PROMPT
Below are records; reproduce exactly the lines from the one containing "OCR this image." through the end, both included, and only those.

[Data excerpts]
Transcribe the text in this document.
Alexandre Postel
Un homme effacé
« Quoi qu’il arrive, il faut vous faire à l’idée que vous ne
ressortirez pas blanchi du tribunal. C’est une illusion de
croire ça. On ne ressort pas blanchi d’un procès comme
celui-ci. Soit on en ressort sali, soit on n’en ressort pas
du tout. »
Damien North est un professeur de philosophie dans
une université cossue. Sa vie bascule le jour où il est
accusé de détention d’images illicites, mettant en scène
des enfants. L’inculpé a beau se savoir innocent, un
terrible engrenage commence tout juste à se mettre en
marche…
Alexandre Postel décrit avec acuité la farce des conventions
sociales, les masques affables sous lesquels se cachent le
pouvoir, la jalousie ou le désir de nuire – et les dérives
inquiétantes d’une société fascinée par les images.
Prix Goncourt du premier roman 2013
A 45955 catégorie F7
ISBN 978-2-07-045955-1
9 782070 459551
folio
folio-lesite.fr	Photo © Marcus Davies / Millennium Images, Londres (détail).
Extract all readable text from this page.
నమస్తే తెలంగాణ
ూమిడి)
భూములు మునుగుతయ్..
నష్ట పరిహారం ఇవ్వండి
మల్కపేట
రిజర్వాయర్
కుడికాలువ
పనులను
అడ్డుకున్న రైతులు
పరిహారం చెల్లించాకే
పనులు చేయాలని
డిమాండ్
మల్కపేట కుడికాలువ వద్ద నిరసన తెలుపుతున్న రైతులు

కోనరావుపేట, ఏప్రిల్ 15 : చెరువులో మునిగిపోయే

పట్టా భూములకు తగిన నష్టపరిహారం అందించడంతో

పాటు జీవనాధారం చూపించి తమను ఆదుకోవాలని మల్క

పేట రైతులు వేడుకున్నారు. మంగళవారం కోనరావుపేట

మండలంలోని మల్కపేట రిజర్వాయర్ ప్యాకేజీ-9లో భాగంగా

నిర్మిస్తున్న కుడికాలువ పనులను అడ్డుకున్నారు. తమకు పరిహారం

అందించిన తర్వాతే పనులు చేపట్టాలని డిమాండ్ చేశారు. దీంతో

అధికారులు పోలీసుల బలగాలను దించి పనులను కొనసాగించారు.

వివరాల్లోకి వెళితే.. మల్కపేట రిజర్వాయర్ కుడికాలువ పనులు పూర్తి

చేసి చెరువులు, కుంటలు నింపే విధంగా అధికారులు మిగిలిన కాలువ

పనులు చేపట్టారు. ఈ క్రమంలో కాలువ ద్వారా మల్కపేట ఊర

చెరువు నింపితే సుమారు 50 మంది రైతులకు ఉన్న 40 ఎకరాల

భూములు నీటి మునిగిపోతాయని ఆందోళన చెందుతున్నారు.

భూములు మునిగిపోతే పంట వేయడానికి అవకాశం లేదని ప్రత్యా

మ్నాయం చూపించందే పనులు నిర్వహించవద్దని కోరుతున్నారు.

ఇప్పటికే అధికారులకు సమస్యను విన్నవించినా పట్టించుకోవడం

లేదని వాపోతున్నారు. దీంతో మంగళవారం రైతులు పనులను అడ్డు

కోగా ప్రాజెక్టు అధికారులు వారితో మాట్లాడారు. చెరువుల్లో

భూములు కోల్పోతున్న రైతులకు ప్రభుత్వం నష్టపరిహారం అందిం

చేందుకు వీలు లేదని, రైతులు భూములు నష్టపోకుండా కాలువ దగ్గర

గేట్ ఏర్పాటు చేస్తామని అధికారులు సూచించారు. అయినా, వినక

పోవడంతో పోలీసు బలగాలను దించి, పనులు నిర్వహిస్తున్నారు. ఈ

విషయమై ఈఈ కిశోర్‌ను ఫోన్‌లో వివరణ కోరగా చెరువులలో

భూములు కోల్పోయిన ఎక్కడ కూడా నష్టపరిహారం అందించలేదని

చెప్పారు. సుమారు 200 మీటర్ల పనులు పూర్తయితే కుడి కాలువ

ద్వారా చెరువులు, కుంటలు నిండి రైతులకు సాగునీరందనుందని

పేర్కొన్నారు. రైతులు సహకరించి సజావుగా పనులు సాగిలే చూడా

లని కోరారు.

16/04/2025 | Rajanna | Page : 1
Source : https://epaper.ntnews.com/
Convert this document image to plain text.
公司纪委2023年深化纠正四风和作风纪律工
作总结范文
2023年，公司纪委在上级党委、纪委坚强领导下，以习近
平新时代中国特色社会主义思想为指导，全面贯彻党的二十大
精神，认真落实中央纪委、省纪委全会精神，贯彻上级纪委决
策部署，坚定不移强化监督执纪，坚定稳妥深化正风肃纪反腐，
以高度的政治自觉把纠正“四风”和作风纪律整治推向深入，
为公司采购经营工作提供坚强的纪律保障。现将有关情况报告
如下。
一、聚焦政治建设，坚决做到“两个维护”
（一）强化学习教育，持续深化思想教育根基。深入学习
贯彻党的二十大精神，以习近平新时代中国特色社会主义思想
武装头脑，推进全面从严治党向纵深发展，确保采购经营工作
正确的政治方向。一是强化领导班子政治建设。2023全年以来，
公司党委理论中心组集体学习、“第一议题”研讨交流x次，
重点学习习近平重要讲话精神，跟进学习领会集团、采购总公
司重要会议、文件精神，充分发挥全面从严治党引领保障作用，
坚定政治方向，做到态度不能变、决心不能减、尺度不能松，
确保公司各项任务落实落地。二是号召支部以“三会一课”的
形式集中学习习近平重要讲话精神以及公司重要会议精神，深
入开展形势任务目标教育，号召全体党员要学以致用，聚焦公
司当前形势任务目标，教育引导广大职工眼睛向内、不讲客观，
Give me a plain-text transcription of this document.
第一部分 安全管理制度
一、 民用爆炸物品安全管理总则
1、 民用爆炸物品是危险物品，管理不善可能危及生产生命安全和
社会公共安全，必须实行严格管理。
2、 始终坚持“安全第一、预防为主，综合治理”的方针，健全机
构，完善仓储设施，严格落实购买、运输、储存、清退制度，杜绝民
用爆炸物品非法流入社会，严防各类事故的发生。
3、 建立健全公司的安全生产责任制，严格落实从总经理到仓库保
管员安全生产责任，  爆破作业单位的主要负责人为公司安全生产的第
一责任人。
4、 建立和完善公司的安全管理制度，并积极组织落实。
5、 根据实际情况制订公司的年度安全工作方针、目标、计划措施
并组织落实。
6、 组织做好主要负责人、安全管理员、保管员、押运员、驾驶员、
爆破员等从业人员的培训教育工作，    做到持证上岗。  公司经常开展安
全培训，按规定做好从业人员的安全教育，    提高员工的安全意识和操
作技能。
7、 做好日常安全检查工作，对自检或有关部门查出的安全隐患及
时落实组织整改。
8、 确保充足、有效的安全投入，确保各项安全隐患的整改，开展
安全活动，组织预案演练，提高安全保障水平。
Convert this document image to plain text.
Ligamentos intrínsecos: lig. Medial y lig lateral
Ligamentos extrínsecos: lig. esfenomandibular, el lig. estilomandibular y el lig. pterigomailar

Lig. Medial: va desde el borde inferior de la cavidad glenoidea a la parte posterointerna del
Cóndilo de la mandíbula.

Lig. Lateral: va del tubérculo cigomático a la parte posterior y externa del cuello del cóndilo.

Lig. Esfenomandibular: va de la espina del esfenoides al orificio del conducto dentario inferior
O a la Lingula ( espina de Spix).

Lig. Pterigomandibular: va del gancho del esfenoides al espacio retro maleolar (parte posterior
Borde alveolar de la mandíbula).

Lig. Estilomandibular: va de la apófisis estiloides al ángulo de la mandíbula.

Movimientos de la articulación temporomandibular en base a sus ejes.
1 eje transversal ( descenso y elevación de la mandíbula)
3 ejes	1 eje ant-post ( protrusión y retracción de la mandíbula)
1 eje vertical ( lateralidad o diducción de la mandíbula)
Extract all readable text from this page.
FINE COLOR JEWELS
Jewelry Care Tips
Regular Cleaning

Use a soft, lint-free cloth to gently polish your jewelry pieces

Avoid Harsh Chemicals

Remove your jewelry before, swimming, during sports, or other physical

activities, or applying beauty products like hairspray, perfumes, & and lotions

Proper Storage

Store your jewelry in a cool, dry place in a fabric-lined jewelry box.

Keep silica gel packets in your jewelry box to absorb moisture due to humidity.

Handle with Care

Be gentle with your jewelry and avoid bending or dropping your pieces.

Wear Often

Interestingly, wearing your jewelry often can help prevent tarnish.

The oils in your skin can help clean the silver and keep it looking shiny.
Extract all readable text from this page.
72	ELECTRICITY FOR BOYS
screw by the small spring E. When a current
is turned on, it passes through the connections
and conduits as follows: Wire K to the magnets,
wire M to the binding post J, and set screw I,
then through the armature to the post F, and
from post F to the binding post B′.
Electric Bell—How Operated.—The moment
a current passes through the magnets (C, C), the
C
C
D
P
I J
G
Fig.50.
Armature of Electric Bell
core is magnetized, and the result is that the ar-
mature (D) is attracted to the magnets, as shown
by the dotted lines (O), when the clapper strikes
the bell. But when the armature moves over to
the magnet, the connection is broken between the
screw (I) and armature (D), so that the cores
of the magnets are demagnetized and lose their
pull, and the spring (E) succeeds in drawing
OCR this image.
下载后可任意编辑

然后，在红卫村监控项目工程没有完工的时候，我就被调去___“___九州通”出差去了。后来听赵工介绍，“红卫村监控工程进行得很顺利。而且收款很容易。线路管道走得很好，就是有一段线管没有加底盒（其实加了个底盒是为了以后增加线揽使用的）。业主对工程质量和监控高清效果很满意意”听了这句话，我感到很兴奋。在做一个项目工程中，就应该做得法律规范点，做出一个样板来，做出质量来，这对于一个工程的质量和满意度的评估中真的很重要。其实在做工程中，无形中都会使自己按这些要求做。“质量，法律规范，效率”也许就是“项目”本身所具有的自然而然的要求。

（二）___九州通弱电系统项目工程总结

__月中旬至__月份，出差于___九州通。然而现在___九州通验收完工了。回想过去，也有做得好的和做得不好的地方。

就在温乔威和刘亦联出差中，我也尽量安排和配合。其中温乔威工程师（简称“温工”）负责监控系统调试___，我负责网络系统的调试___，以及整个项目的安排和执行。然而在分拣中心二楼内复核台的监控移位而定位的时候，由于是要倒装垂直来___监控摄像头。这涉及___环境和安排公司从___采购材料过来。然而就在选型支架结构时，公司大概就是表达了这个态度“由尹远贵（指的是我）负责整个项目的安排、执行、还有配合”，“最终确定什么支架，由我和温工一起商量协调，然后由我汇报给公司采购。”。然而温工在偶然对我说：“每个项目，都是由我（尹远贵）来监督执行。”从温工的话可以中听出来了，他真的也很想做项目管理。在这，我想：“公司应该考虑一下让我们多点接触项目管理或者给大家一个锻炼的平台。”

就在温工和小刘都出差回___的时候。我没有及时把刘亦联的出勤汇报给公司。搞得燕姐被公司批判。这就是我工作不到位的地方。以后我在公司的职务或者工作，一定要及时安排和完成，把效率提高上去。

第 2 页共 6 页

OUTPUT OF THE TASK
OCR this image.
下载后可任意编辑

然后，在红卫村监控项目工程没有完工的时候，我就被调去___“___九州通”出差去了。后来听赵工介绍，“红卫村监控工程进行得很顺利。而且收款很容易。线路管道走得很好，就是有一段线管没有加底盒（其实加了个底盒是为了以后增加线揽使用的）。业主对工程质量和监控高清效果很满意意”听了这句话，我感到很兴奋。在做一个项目工程中，就应该做得法律规范点，做出一个样板来，做出质量来，这对于一个工程的质量和满意度的评估中真的很重要。其实在做工程中，无形中都会使自己按这些要求做。“质量，法律规范，效率”也许就是“项目”本身所具有的自然而然的要求。

（二）___九州通弱电系统项目工程总结

__月中旬至__月份，出差于___九州通。然而现在___九州通验收完工了。回想过去，也有做得好的和做得不好的地方。

就在温乔威和刘亦联出差中，我也尽量安排和配合。其中温乔威工程师（简称“温工”）负责监控系统调试___，我负责网络系统的调试___，以及整个项目的安排和执行。然而在分拣中心二楼内复核台的监控移位而定位的时候，由于是要倒装垂直来___监控摄像头。这涉及___环境和安排公司从___采购材料过来。然而就在选型支架结构时，公司大概就是表达了这个态度“由尹远贵（指的是我）负责整个项目的安排、执行、还有配合”，“最终确定什么支架，由我和温工一起商量协调，然后由我汇报给公司采购。”。然而温工在偶然对我说：“每个项目，都是由我（尹远贵）来监督执行。”从温工的话可以中听出来了，他真的也很想做项目管理。在这，我想：“公司应该考虑一下让我们多点接触项目管理或者给大家一个锻炼的平台。”

就在温工和小刘都出差回___的时候。我没有及时把刘亦联的出勤汇报给公司。搞得燕姐被公司批判。这就是我工作不到位的地方。以后我在公司的职务或者工作，一定要及时安排和完成，把效率提高上去。

第 2 页共 6 页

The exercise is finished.